Goal ->
Copy every entry word for word, but skip the pictures.

========================

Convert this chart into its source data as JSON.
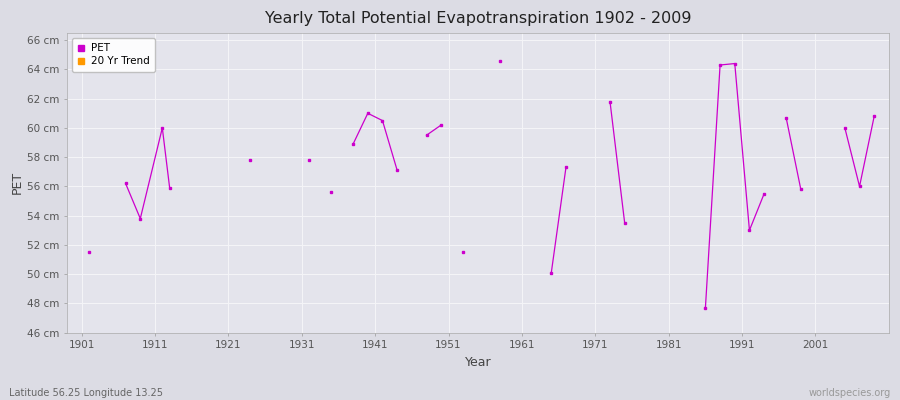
{
  "title": "Yearly Total Potential Evapotranspiration 1902 - 2009",
  "xlabel": "Year",
  "ylabel": "PET",
  "subtitle_left": "Latitude 56.25 Longitude 13.25",
  "subtitle_right": "worldspecies.org",
  "background_color": "#dcdce4",
  "plot_bg_color": "#e4e4ec",
  "grid_color": "#f5f5f8",
  "ylim": [
    46,
    66.5
  ],
  "ytick_labels": [
    "46 cm",
    "48 cm",
    "50 cm",
    "52 cm",
    "54 cm",
    "56 cm",
    "58 cm",
    "60 cm",
    "62 cm",
    "64 cm",
    "66 cm"
  ],
  "ytick_values": [
    46,
    48,
    50,
    52,
    54,
    56,
    58,
    60,
    62,
    64,
    66
  ],
  "xlim": [
    1899,
    2011
  ],
  "xtick_values": [
    1901,
    1911,
    1921,
    1931,
    1941,
    1951,
    1961,
    1971,
    1981,
    1991,
    2001
  ],
  "pet_color": "#cc00cc",
  "trend_color": "#ff9900",
  "pet_segments": [
    [
      [
        1902,
        51.5
      ]
    ],
    [
      [
        1907,
        56.2
      ],
      [
        1909,
        53.8
      ],
      [
        1912,
        60.0
      ],
      [
        1913,
        55.9
      ]
    ],
    [
      [
        1924,
        57.8
      ]
    ],
    [
      [
        1932,
        57.8
      ]
    ],
    [
      [
        1935,
        55.6
      ]
    ],
    [
      [
        1938,
        58.9
      ],
      [
        1940,
        61.0
      ],
      [
        1942,
        60.5
      ],
      [
        1944,
        57.1
      ]
    ],
    [
      [
        1948,
        59.5
      ],
      [
        1950,
        60.2
      ]
    ],
    [
      [
        1953,
        51.5
      ]
    ],
    [
      [
        1958,
        64.6
      ]
    ],
    [
      [
        1965,
        50.1
      ],
      [
        1967,
        57.3
      ]
    ],
    [
      [
        1973,
        61.8
      ],
      [
        1975,
        53.5
      ]
    ],
    [
      [
        1986,
        47.7
      ],
      [
        1988,
        64.3
      ],
      [
        1990,
        64.4
      ],
      [
        1992,
        53.0
      ],
      [
        1994,
        55.5
      ]
    ],
    [
      [
        1997,
        60.7
      ],
      [
        1999,
        55.8
      ]
    ],
    [
      [
        2005,
        60.0
      ],
      [
        2007,
        56.0
      ],
      [
        2009,
        60.8
      ]
    ]
  ]
}
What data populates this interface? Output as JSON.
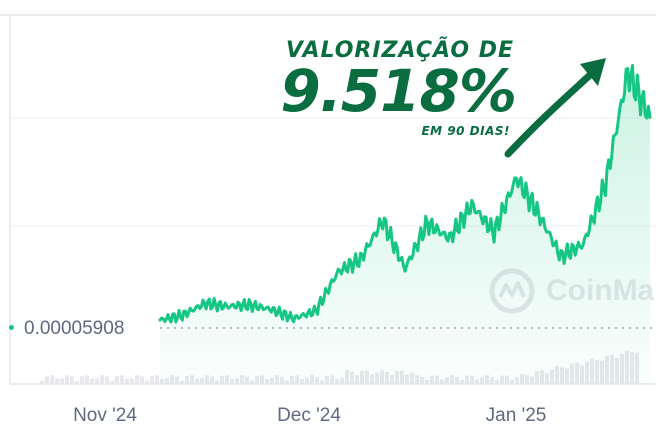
{
  "headline": {
    "top": "VALORIZAÇÃO DE",
    "value": "9.518%",
    "bottom": "EM 90 DIAS!"
  },
  "baseline_label": "0.00005908",
  "watermark": {
    "text": "CoinMa",
    "icon": "coinmarketcap-logo-icon"
  },
  "colors": {
    "line": "#16c784",
    "headline": "#0a6d40",
    "volume": "#e6e8ec",
    "grid": "#eceef2"
  },
  "chart_data": {
    "type": "area",
    "title": "",
    "xlabel": "",
    "ylabel": "",
    "x_ticks": [
      "Nov '24",
      "Dec '24",
      "Jan '25"
    ],
    "baseline": 5.908e-05,
    "baseline_style": "dotted",
    "grid": "horizontal",
    "series": [
      {
        "t": [
          0,
          4,
          8,
          12,
          16,
          20,
          24,
          28,
          32,
          36,
          40,
          44,
          48,
          52,
          56,
          60,
          64,
          68,
          72,
          76,
          80,
          84,
          88
        ],
        "relative_values": [
          1.0,
          1.15,
          1.55,
          1.45,
          1.5,
          1.35,
          1.05,
          1.3,
          2.6,
          3.0,
          4.3,
          2.7,
          4.2,
          3.7,
          4.8,
          3.9,
          5.7,
          4.5,
          3.1,
          3.5,
          5.5,
          9.2,
          7.7
        ]
      }
    ]
  }
}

========================

Exercise answer ->
Convert this chart into its source data as JSON.
{
  "title": "Yearly Total Potential Evapotranspiration 1902 - 2009",
  "xlabel": "Year",
  "ylabel": "PET",
  "subtitle_left": "Latitude 56.25 Longitude 13.25",
  "subtitle_right": "worldspecies.org",
  "background_color": "#dcdce4",
  "plot_bg_color": "#e4e4ec",
  "grid_color": "#f5f5f8",
  "ylim": [
    46,
    66.5
  ],
  "ytick_labels": [
    "46 cm",
    "48 cm",
    "50 cm",
    "52 cm",
    "54 cm",
    "56 cm",
    "58 cm",
    "60 cm",
    "62 cm",
    "64 cm",
    "66 cm"
  ],
  "ytick_values": [
    46,
    48,
    50,
    52,
    54,
    56,
    58,
    60,
    62,
    64,
    66
  ],
  "xlim": [
    1899,
    2011
  ],
  "xtick_values": [
    1901,
    1911,
    1921,
    1931,
    1941,
    1951,
    1961,
    1971,
    1981,
    1991,
    2001
  ],
  "pet_color": "#cc00cc",
  "trend_color": "#ff9900",
  "pet_segments": [
    [
      [
        1902,
        51.5
      ]
    ],
    [
      [
        1907,
        56.2
      ],
      [
        1909,
        53.8
      ],
      [
        1912,
        60.0
      ],
      [
        1913,
        55.9
      ]
    ],
    [
      [
        1924,
        57.8
      ]
    ],
    [
      [
        1932,
        57.8
      ]
    ],
    [
      [
        1935,
        55.6
      ]
    ],
    [
      [
        1938,
        58.9
      ],
      [
        1940,
        61.0
      ],
      [
        1942,
        60.5
      ],
      [
        1944,
        57.1
      ]
    ],
    [
      [
        1948,
        59.5
      ],
      [
        1950,
        60.2
      ]
    ],
    [
      [
        1953,
        51.5
      ]
    ],
    [
      [
        1958,
        64.6
      ]
    ],
    [
      [
        1965,
        50.1
      ],
      [
        1967,
        57.3
      ]
    ],
    [
      [
        1973,
        61.8
      ],
      [
        1975,
        53.5
      ]
    ],
    [
      [
        1986,
        47.7
      ],
      [
        1988,
        64.3
      ],
      [
        1990,
        64.4
      ],
      [
        1992,
        53.0
      ],
      [
        1994,
        55.5
      ]
    ],
    [
      [
        1997,
        60.7
      ],
      [
        1999,
        55.8
      ]
    ],
    [
      [
        2005,
        60.0
      ],
      [
        2007,
        56.0
      ],
      [
        2009,
        60.8
      ]
    ]
  ]
}
What data populates this interface? Output as JSON.
{
  "headline": {
    "top": "VALORIZAÇÃO DE",
    "value": "9.518%",
    "bottom": "EM 90 DIAS!"
  },
  "baseline_label": "0.00005908",
  "watermark": {
    "text": "CoinMa",
    "icon": "coinmarketcap-logo-icon"
  },
  "colors": {
    "line": "#16c784",
    "headline": "#0a6d40",
    "volume": "#e6e8ec",
    "grid": "#eceef2"
  },
  "chart_data": {
    "type": "area",
    "title": "",
    "xlabel": "",
    "ylabel": "",
    "x_ticks": [
      "Nov '24",
      "Dec '24",
      "Jan '25"
    ],
    "baseline": 5.908e-05,
    "baseline_style": "dotted",
    "grid": "horizontal",
    "series": [
      {
        "t": [
          0,
          4,
          8,
          12,
          16,
          20,
          24,
          28,
          32,
          36,
          40,
          44,
          48,
          52,
          56,
          60,
          64,
          68,
          72,
          76,
          80,
          84,
          88
        ],
        "relative_values": [
          1.0,
          1.15,
          1.55,
          1.45,
          1.5,
          1.35,
          1.05,
          1.3,
          2.6,
          3.0,
          4.3,
          2.7,
          4.2,
          3.7,
          4.8,
          3.9,
          5.7,
          4.5,
          3.1,
          3.5,
          5.5,
          9.2,
          7.7
        ]
      }
    ]
  }
}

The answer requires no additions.